## Direction
Pick out the lines below that include the string "Anteil".

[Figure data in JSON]

□ □ □ □ □

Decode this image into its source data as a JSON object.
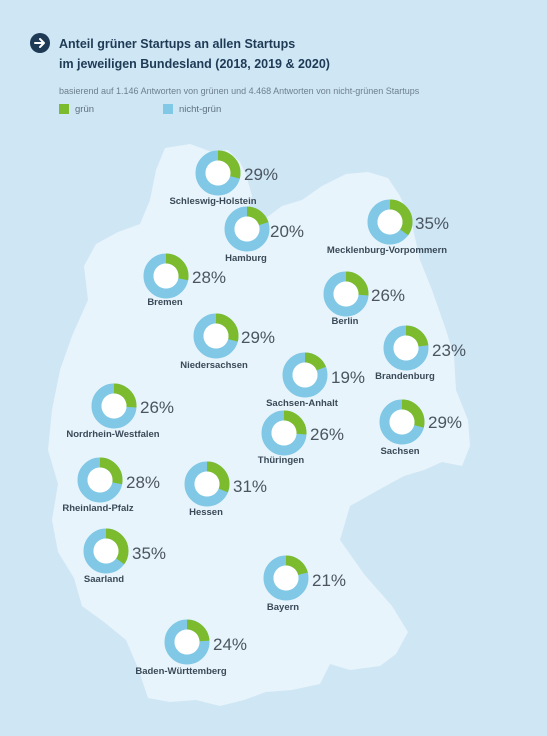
{
  "header": {
    "title_line1": "Anteil grüner Startups an allen Startups",
    "title_line2": "im jeweiligen Bundesland (2018, 2019 & 2020)",
    "subtitle": "basierend auf 1.146 Antworten von grünen und 4.468 Antworten von nicht-grünen Startups"
  },
  "legend": [
    {
      "label": "grün",
      "color": "#7dbb2e"
    },
    {
      "label": "nicht-grün",
      "color": "#80c8e6"
    }
  ],
  "colors": {
    "background": "#cfe6f4",
    "map_fill": "#e8f4fb",
    "green": "#7dbb2e",
    "non_green": "#80c8e6",
    "title": "#1e3a55"
  },
  "chart_data": {
    "type": "pie",
    "variant": "donut-per-region",
    "title": "Anteil grüner Startups an allen Startups im jeweiligen Bundesland (2018, 2019 & 2020)",
    "series_names": [
      "grün",
      "nicht-grün"
    ],
    "unit": "%",
    "regions": [
      {
        "name": "Schleswig-Holstein",
        "value": 29,
        "label": "29%"
      },
      {
        "name": "Hamburg",
        "value": 20,
        "label": "20%"
      },
      {
        "name": "Mecklenburg-Vorpommern",
        "value": 35,
        "label": "35%"
      },
      {
        "name": "Bremen",
        "value": 28,
        "label": "28%"
      },
      {
        "name": "Berlin",
        "value": 26,
        "label": "26%"
      },
      {
        "name": "Niedersachsen",
        "value": 29,
        "label": "29%"
      },
      {
        "name": "Brandenburg",
        "value": 23,
        "label": "23%"
      },
      {
        "name": "Sachsen-Anhalt",
        "value": 19,
        "label": "19%"
      },
      {
        "name": "Nordrhein-Westfalen",
        "value": 26,
        "label": "26%"
      },
      {
        "name": "Thüringen",
        "value": 26,
        "label": "26%"
      },
      {
        "name": "Sachsen",
        "value": 29,
        "label": "29%"
      },
      {
        "name": "Rheinland-Pfalz",
        "value": 28,
        "label": "28%"
      },
      {
        "name": "Hessen",
        "value": 31,
        "label": "31%"
      },
      {
        "name": "Saarland",
        "value": 35,
        "label": "35%"
      },
      {
        "name": "Bayern",
        "value": 21,
        "label": "21%"
      },
      {
        "name": "Baden-Württemberg",
        "value": 24,
        "label": "24%"
      }
    ]
  }
}
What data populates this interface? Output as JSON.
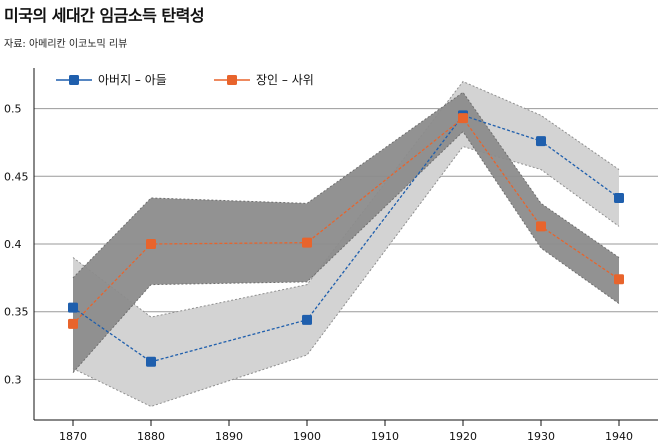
{
  "title": "미국의 세대간 임금소득 탄력성",
  "source": "자료: 아메리칸 이코노믹 리뷰",
  "colors": {
    "series1": "#1f5fad",
    "series2": "#e8642c",
    "band1": "#d3d3d3",
    "band2": "#8c8c8c",
    "grid": "#9a9a9a"
  },
  "chart_data": {
    "type": "line",
    "x": [
      1870,
      1880,
      1890,
      1900,
      1910,
      1920,
      1930,
      1940
    ],
    "xticklabels": [
      "1870",
      "1880",
      "1890",
      "1900",
      "1910",
      "1920",
      "1930",
      "1940"
    ],
    "yticks": [
      0.3,
      0.35,
      0.4,
      0.45,
      0.5
    ],
    "yticklabels": [
      "0.3",
      "0.35",
      "0.4",
      "0.45",
      "0.5"
    ],
    "xlim": [
      1865,
      1945
    ],
    "ylim": [
      0.27,
      0.53
    ],
    "grid": "horizontal",
    "legend_position": "top-left",
    "series": [
      {
        "name": "아버지 – 아들",
        "color": "#1f5fad",
        "points": [
          {
            "x": 1870,
            "y": 0.353
          },
          {
            "x": 1880,
            "y": 0.313
          },
          {
            "x": 1900,
            "y": 0.344
          },
          {
            "x": 1920,
            "y": 0.495
          },
          {
            "x": 1930,
            "y": 0.476
          },
          {
            "x": 1940,
            "y": 0.434
          }
        ],
        "upper": [
          0.39,
          0.346,
          0.37,
          0.52,
          0.495,
          0.455
        ],
        "lower": [
          0.308,
          0.28,
          0.318,
          0.472,
          0.455,
          0.413
        ]
      },
      {
        "name": "장인 – 사위",
        "color": "#e8642c",
        "points": [
          {
            "x": 1870,
            "y": 0.341
          },
          {
            "x": 1880,
            "y": 0.4
          },
          {
            "x": 1900,
            "y": 0.401
          },
          {
            "x": 1920,
            "y": 0.493
          },
          {
            "x": 1930,
            "y": 0.413
          },
          {
            "x": 1940,
            "y": 0.374
          }
        ],
        "upper": [
          0.375,
          0.434,
          0.43,
          0.512,
          0.43,
          0.39
        ],
        "lower": [
          0.305,
          0.37,
          0.372,
          0.483,
          0.397,
          0.356
        ]
      }
    ]
  }
}
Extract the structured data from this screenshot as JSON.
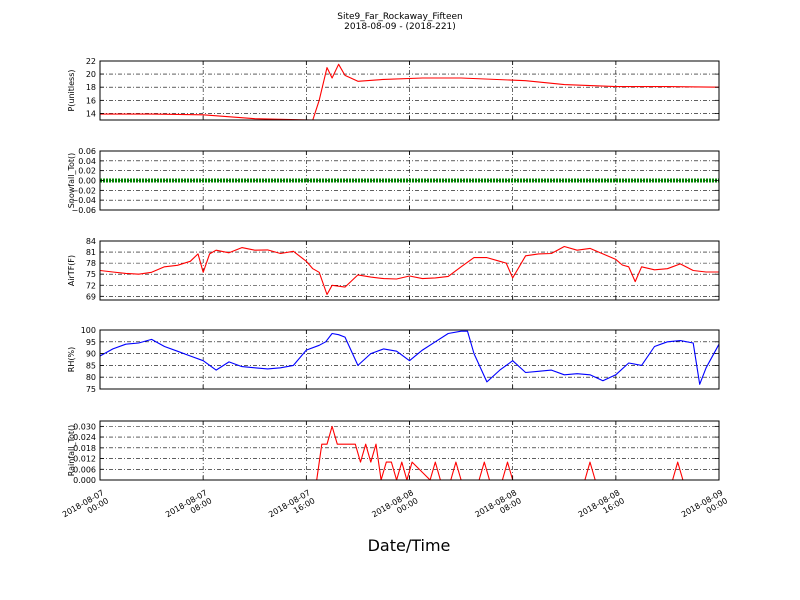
{
  "figure": {
    "title_line1": "Site9_Far_Rockaway_Fifteen",
    "title_line2": "2018-08-09 - (2018-221)",
    "xlabel": "Date/Time"
  },
  "x_axis": {
    "range": [
      "2018-08-07 00:00",
      "2018-08-09 00:00"
    ],
    "ticks": [
      {
        "t": 0,
        "line1": "2018-08-07",
        "line2": "00:00"
      },
      {
        "t": 8,
        "line1": "2018-08-07",
        "line2": "08:00"
      },
      {
        "t": 16,
        "line1": "2018-08-07",
        "line2": "16:00"
      },
      {
        "t": 24,
        "line1": "2018-08-08",
        "line2": "00:00"
      },
      {
        "t": 32,
        "line1": "2018-08-08",
        "line2": "08:00"
      },
      {
        "t": 40,
        "line1": "2018-08-08",
        "line2": "16:00"
      },
      {
        "t": 48,
        "line1": "2018-08-09",
        "line2": "00:00"
      }
    ]
  },
  "chart_data": [
    {
      "type": "line",
      "ylabel": "P(unitless)",
      "ylim": [
        13,
        22
      ],
      "yticks": [
        14,
        16,
        18,
        20,
        22
      ],
      "ytick_labels": [
        "14",
        "16",
        "18",
        "20",
        "22"
      ],
      "color": "#ff0000",
      "grid": true,
      "x_hours": [
        0,
        4,
        8,
        12,
        14,
        16.5,
        17,
        17.6,
        18,
        18.5,
        19,
        20,
        22,
        25,
        28,
        33,
        36,
        40,
        44,
        48
      ],
      "values": [
        13.9,
        13.9,
        13.8,
        13.2,
        13.1,
        13.0,
        16,
        21.0,
        19.4,
        21.5,
        19.8,
        18.9,
        19.2,
        19.4,
        19.4,
        19.0,
        18.4,
        18.1,
        18.1,
        18.0
      ]
    },
    {
      "type": "line",
      "ylabel": "Snowfall_Tot()",
      "ylim": [
        -0.06,
        0.06
      ],
      "yticks": [
        -0.06,
        -0.04,
        -0.02,
        0.0,
        0.02,
        0.04,
        0.06
      ],
      "ytick_labels": [
        "−0.06",
        "−0.04",
        "−0.02",
        "0.00",
        "0.02",
        "0.04",
        "0.06"
      ],
      "color": "#008000",
      "grid": true,
      "x_hours": [
        0,
        48
      ],
      "values": [
        0,
        0
      ]
    },
    {
      "type": "line",
      "ylabel": "AirTF(F)",
      "ylim": [
        68,
        84
      ],
      "yticks": [
        69,
        72,
        75,
        78,
        81,
        84
      ],
      "ytick_labels": [
        "69",
        "72",
        "75",
        "78",
        "81",
        "84"
      ],
      "color": "#ff0000",
      "grid": true,
      "x_hours": [
        0,
        1,
        2,
        3,
        4,
        5,
        6,
        7,
        7.6,
        8,
        8.5,
        9,
        10,
        11,
        12,
        13,
        14,
        15,
        16,
        16.5,
        17,
        17.6,
        18,
        19,
        20,
        21,
        22,
        23,
        24,
        25,
        26,
        27,
        28,
        29,
        30,
        31,
        31.5,
        32,
        33,
        34,
        35,
        36,
        37,
        38,
        39,
        40,
        40.5,
        41,
        41.5,
        42,
        43,
        44,
        45,
        46,
        47,
        48
      ],
      "values": [
        76,
        75.6,
        75.2,
        75.0,
        75.5,
        77,
        77.4,
        78.5,
        80.5,
        75.5,
        80.5,
        81.5,
        80.8,
        82.2,
        81.5,
        81.6,
        80.6,
        81.2,
        78.5,
        76.5,
        75.5,
        69.5,
        72,
        71.5,
        74.8,
        74.2,
        73.8,
        73.7,
        74.5,
        73.8,
        74,
        74.4,
        77,
        79.5,
        79.5,
        78.5,
        78,
        74,
        80,
        80.5,
        80.6,
        82.5,
        81.5,
        82,
        80.5,
        79,
        77.5,
        77,
        73,
        77,
        76.2,
        76.5,
        77.8,
        76,
        75.6,
        75.6
      ]
    },
    {
      "type": "line",
      "ylabel": "RH(%)",
      "ylim": [
        75,
        100
      ],
      "yticks": [
        75,
        80,
        85,
        90,
        95,
        100
      ],
      "ytick_labels": [
        "75",
        "80",
        "85",
        "90",
        "95",
        "100"
      ],
      "color": "#0000ff",
      "grid": true,
      "x_hours": [
        0,
        1,
        2,
        3,
        4,
        5,
        6,
        7,
        8,
        9,
        10,
        11,
        12,
        13,
        14,
        15,
        16,
        17,
        17.5,
        18,
        18.5,
        19,
        20,
        21,
        22,
        23,
        24,
        25,
        26,
        27,
        28,
        28.5,
        29,
        30,
        31,
        32,
        33,
        34,
        35,
        36,
        37,
        38,
        39,
        40,
        41,
        42,
        43,
        44,
        45,
        46,
        46.5,
        47,
        48
      ],
      "values": [
        89,
        92,
        94,
        94.5,
        96,
        93,
        91,
        89,
        87,
        83,
        86.5,
        84.5,
        84,
        83.5,
        84,
        85,
        91.5,
        93.5,
        95,
        98.5,
        98,
        97,
        85,
        90,
        92,
        91,
        87,
        91.5,
        95,
        98.5,
        99.5,
        99.5,
        90,
        78,
        83,
        87,
        82,
        82.5,
        83,
        81,
        81.5,
        81,
        78.5,
        81,
        86,
        85,
        93,
        95,
        95.5,
        94.5,
        77,
        84,
        94
      ]
    },
    {
      "type": "line",
      "ylabel": "Rainfall_Tot()",
      "ylim": [
        0,
        0.033
      ],
      "yticks": [
        0,
        0.006,
        0.012,
        0.018,
        0.024,
        0.03
      ],
      "ytick_labels": [
        "0.000",
        "0.006",
        "0.012",
        "0.018",
        "0.024",
        "0.030"
      ],
      "color": "#ff0000",
      "grid": true,
      "x_hours": [
        0,
        16.8,
        17.2,
        17.6,
        18.0,
        18.4,
        19.8,
        20.2,
        20.6,
        21.0,
        21.4,
        21.8,
        22.2,
        22.6,
        23.0,
        23.4,
        23.8,
        24.2,
        25.6,
        26.0,
        26.4,
        27.2,
        27.6,
        28.0,
        29.4,
        29.8,
        30.2,
        31.2,
        31.6,
        32.0,
        37.6,
        38.0,
        38.4,
        44.4,
        44.8,
        45.2,
        48
      ],
      "values": [
        0,
        0,
        0.02,
        0.02,
        0.03,
        0.02,
        0.02,
        0.01,
        0.02,
        0.01,
        0.02,
        0,
        0.01,
        0.01,
        0,
        0.01,
        0,
        0.01,
        0,
        0.01,
        0,
        0,
        0.01,
        0,
        0,
        0.01,
        0,
        0,
        0.01,
        0,
        0,
        0.01,
        0,
        0,
        0.01,
        0,
        0
      ]
    }
  ]
}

□ □ □ □ □

## The response
    "title_line1": "Anteil grüner Startups an allen Startups",
    "title": "Anteil grüner Startups an allen Startups im jeweiligen Bundesland (2018, 2019 & 2020)",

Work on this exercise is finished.